** begin Exercise input **

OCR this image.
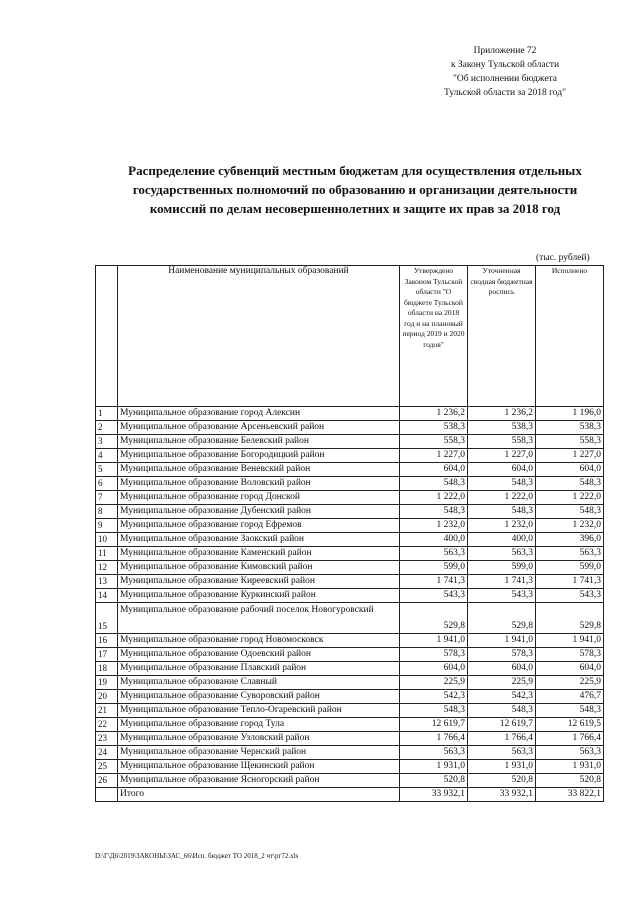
Приложение 72
к Закону Тульской области
"Об исполнении бюджета
Тульской области за 2018 год"
Распределение субвенций местным бюджетам для осуществления отдельных
государственных полномочий по образованию и организации деятельности
комиссий по делам несовершеннолетних и защите их прав за 2018 год
(тыс. рублей)
	Наименование муниципальных образований	Утверждено Законом Тульской области "О бюджете Тульской области на 2018 год и на плановый период 2019 и 2020 годов"	Уточненная сводная бюджетная роспись	Исполнено
1	Муниципальное образование город Алексин	1 236,2	1 236,2	1 196,0
2	Муниципальное образование Арсеньевский район	538,3	538,3	538,3
3	Муниципальное образование Белевский район	558,3	558,3	558,3
4	Муниципальное образование Богородицкий район	1 227,0	1 227,0	1 227,0
5	Муниципальное образование Веневский район	604,0	604,0	604,0
6	Муниципальное образование Воловский район	548,3	548,3	548,3
7	Муниципальное образование город Донской	1 222,0	1 222,0	1 222,0
8	Муниципальное образование Дубенский район	548,3	548,3	548,3
9	Муниципальное образование город Ефремов	1 232,0	1 232,0	1 232,0
10	Муниципальное образование Заокский район	400,0	400,0	396,0
11	Муниципальное образование Каменский район	563,3	563,3	563,3
12	Муниципальное образование Кимовский район	599,0	599,0	599,0
13	Муниципальное образование Киреевский район	1 741,3	1 741,3	1 741,3
14	Муниципальное образование Куркинский район	543,3	543,3	543,3
15	Муниципальное образование рабочий поселок Новогуровский	529,8	529,8	529,8
16	Муниципальное образование город Новомосковск	1 941,0	1 941,0	1 941,0
17	Муниципальное образование Одоевский район	578,3	578,3	578,3
18	Муниципальное образование Плавский район	604,0	604,0	604,0
19	Муниципальное образование Славный	225,9	225,9	225,9
20	Муниципальное образование Суворовский район	542,3	542,3	476,7
21	Муниципальное образование Тепло-Огаревский район	548,3	548,3	548,3
22	Муниципальное образование город Тула	12 619,7	12 619,7	12 619,5
23	Муниципальное образование Узловский район	1 766,4	1 766,4	1 766,4
24	Муниципальное образование Чернский район	563,3	563,3	563,3
25	Муниципальное образование Щекинский район	1 931,0	1 931,0	1 931,0
26	Муниципальное образование Ясногорский район	520,8	520,8	520,8
	Итого	33 932,1	33 932,1	33 822,1
D:\Г\Д6\2019\ЗАКОНЫ\ЗАС_66\Исп. бюджет ТО 2018_2 чт\рг72.xls
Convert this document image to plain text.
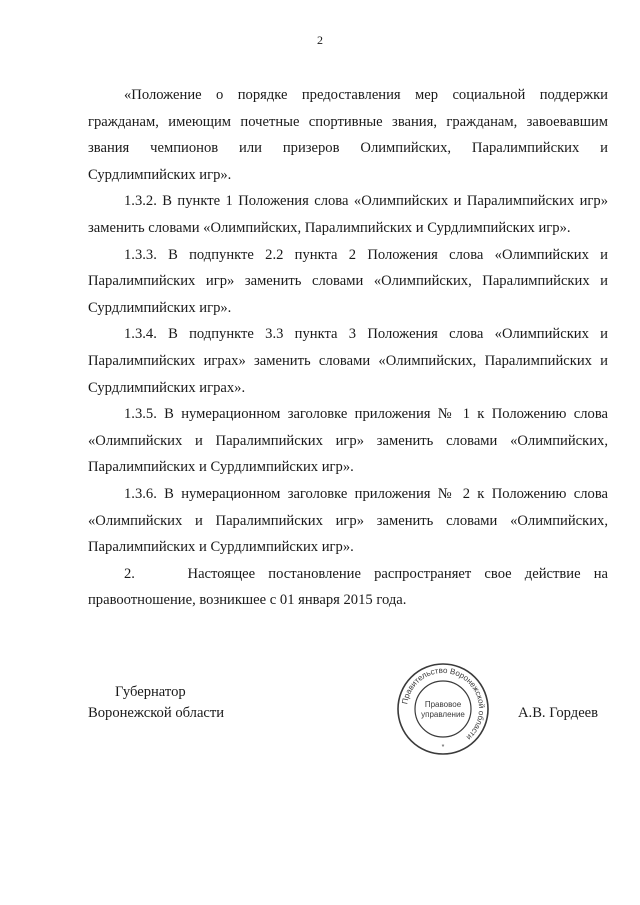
2

«Положение о порядке предоставления мер социальной поддержки гражданам, имеющим почетные спортивные звания, гражданам, завоевавшим звания чемпионов или призеров Олимпийских, Паралимпийских и Сурдлимпийских игр».

1.3.2. В пункте 1 Положения слова «Олимпийских и Паралимпийских игр» заменить словами «Олимпийских, Паралимпийских и Сурдлимпийских игр».

1.3.3. В подпункте 2.2 пункта 2 Положения слова «Олимпийских и Паралимпийских игр» заменить словами «Олимпийских, Паралимпийских и Сурдлимпийских игр».

1.3.4. В подпункте 3.3 пункта 3 Положения слова «Олимпийских и Паралимпийских играх» заменить словами «Олимпийских, Паралимпийских и Сурдлимпийских играх».

1.3.5. В нумерационном заголовке приложения № 1 к Положению слова «Олимпийских и Паралимпийских игр» заменить словами «Олимпийских, Паралимпийских и Сурдлимпийских игр».

1.3.6. В нумерационном заголовке приложения № 2 к Положению слова «Олимпийских и Паралимпийских игр» заменить словами «Олимпийских, Паралимпийских и Сурдлимпийских игр».

2.    Настоящее постановление распространяет свое действие на правоотношение, возникшее с 01 января 2015 года.

Губернатор
Воронежской области
Правительство Воронежской области
Правовое
управление
*
А.В. Гордеев
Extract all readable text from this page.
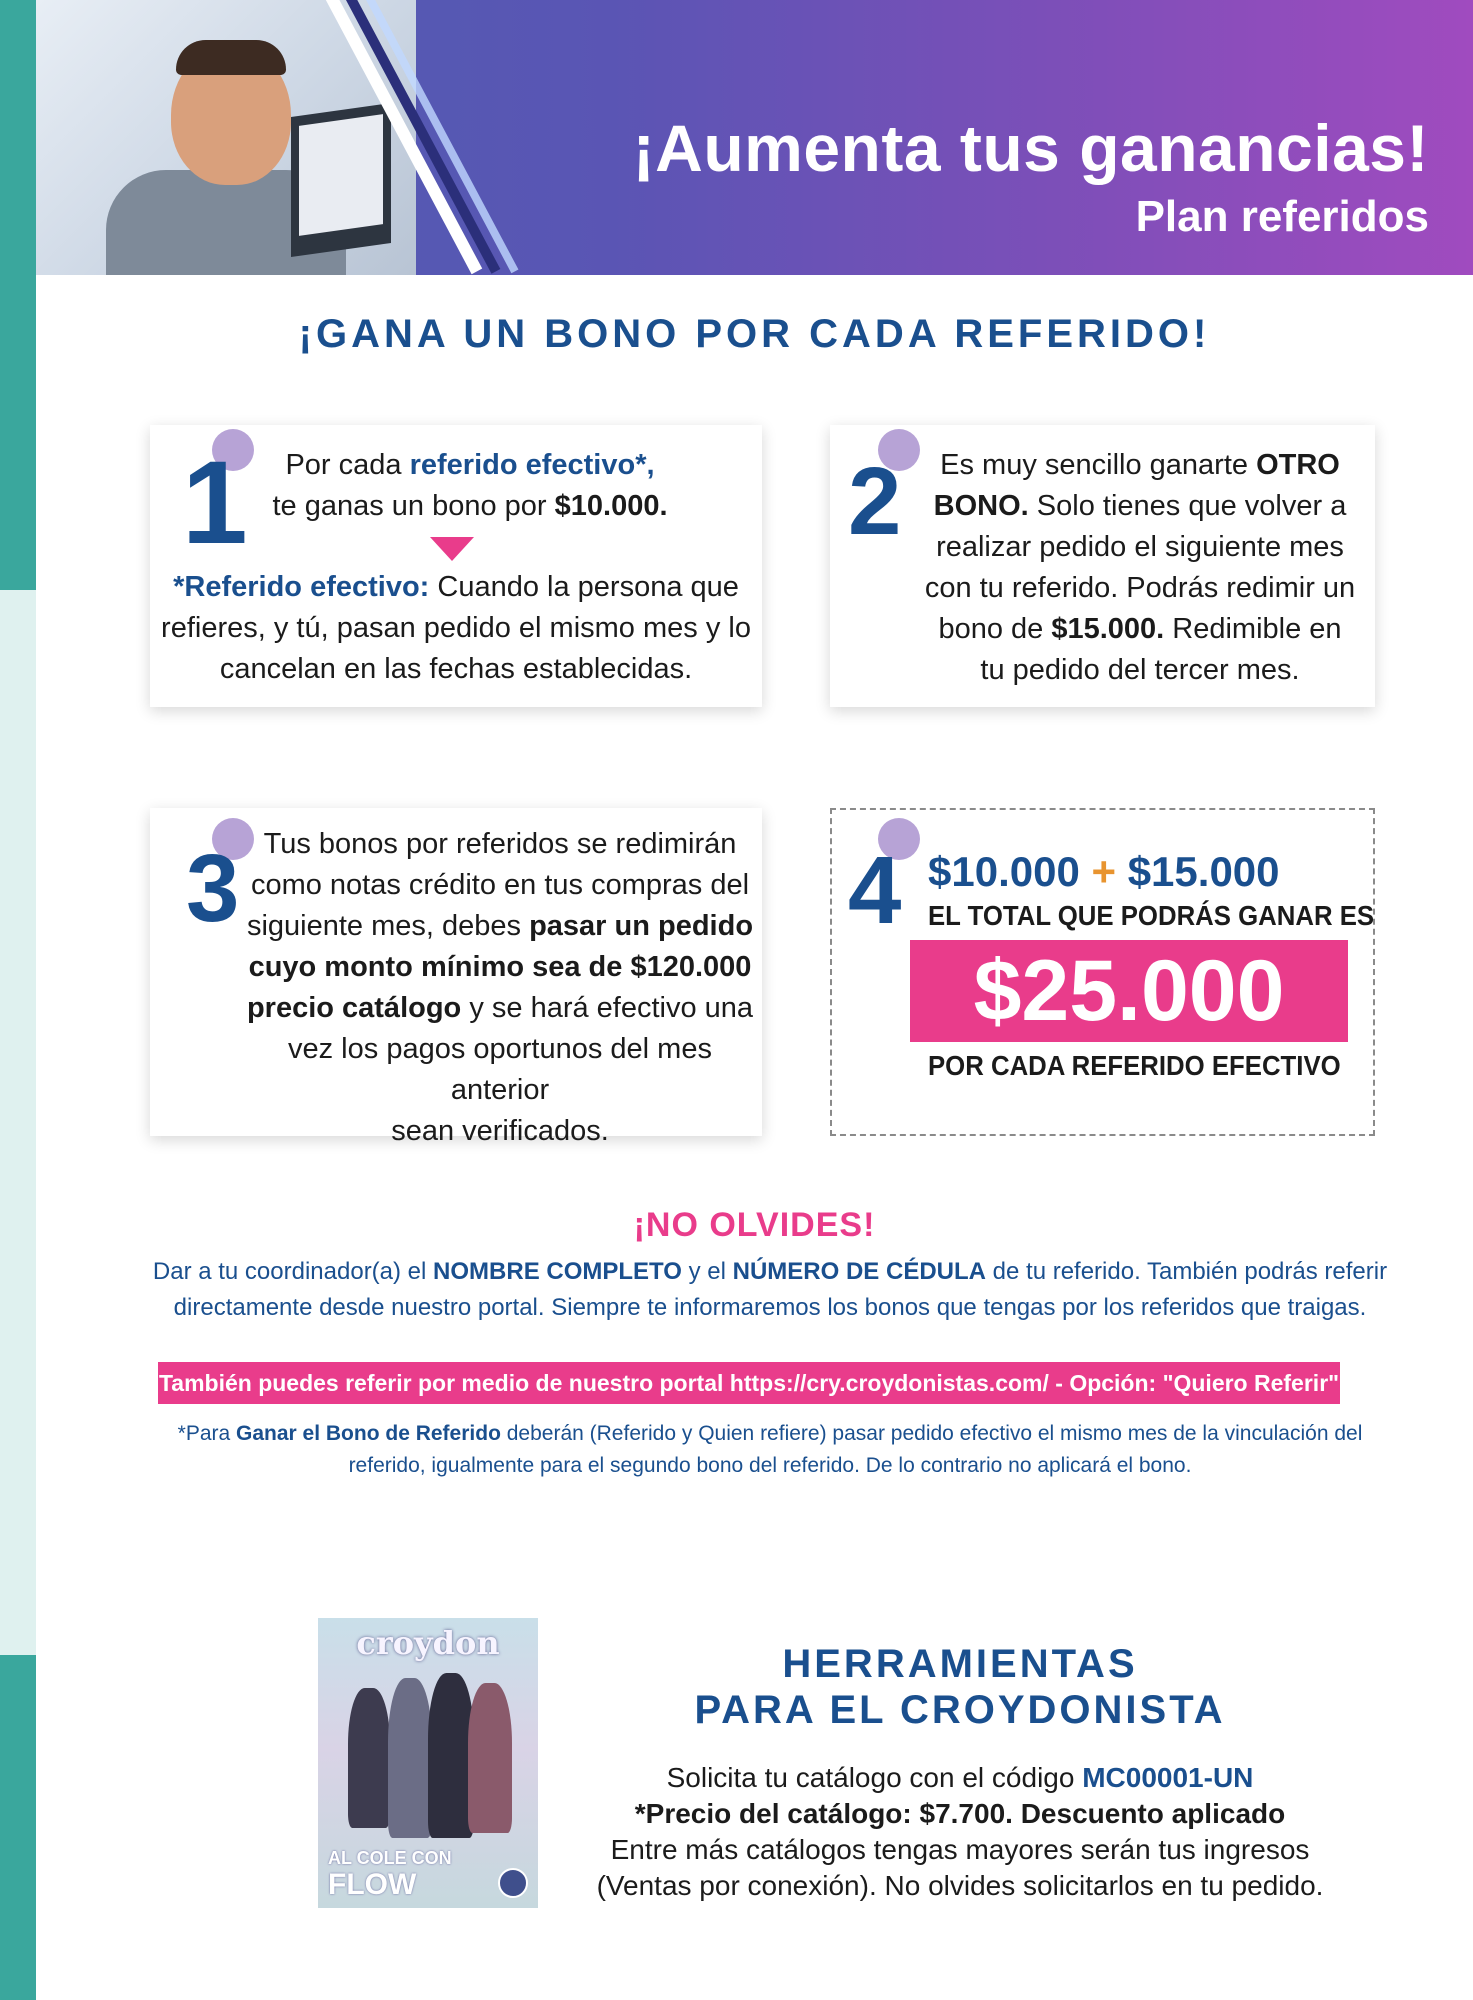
¡Aumenta tus ganancias!
Plan referidos
¡GANA UN BONO POR CADA REFERIDO!
1	Por cada referido efectivo*,
te ganas un bono por $10.000.
*Referido efectivo: Cuando la persona que
refieres, y tú, pasan pedido el mismo mes y lo
cancelan en las fechas establecidas.
2	Es muy sencillo ganarte OTRO
BONO. Solo tienes que volver a
realizar pedido el siguiente mes
con tu referido. Podrás redimir un
bono de $15.000. Redimible en
tu pedido del tercer mes.
3 Tus bonos por referidos se redimirán
como notas crédito en tus compras del
siguiente mes, debes pasar un pedido
cuyo monto mínimo sea de $120.000
precio catálogo y se hará efectivo una
vez los pagos oportunos del mes anterior
sean verificados.
4 $10.000 + $15.000
EL TOTAL QUE PODRÁS GANAR ES
$25.000
POR CADA REFERIDO EFECTIVO
¡NO OLVIDES!
Dar a tu coordinador(a) el NOMBRE COMPLETO y el NÚMERO DE CÉDULA de tu referido. También podrás referir
directamente desde nuestro portal. Siempre te informaremos los bonos que tengas por los referidos que traigas.
También puedes referir por medio de nuestro portal https://cry.croydonistas.com/ - Opción: "Quiero Referir"
*Para Ganar el Bono de Referido deberán (Referido y Quien refiere) pasar pedido efectivo el mismo mes de la vinculación del
referido, igualmente para el segundo bono del referido. De lo contrario no aplicará el bono.
croydon
AL COLE CON
FLOW
HERRAMIENTAS
PARA EL CROYDONISTA
Solicita tu catálogo con el código MC00001-UN
*Precio del catálogo: $7.700. Descuento aplicado
Entre más catálogos tengas mayores serán tus ingresos
(Ventas por conexión). No olvides solicitarlos en tu pedido.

** end Exercise input **

Description of the task:
Report every line containing the word "siguiente" from the listing above.

Exercise output:
realizar pedido el siguiente mes
siguiente mes, debes pasar un pedido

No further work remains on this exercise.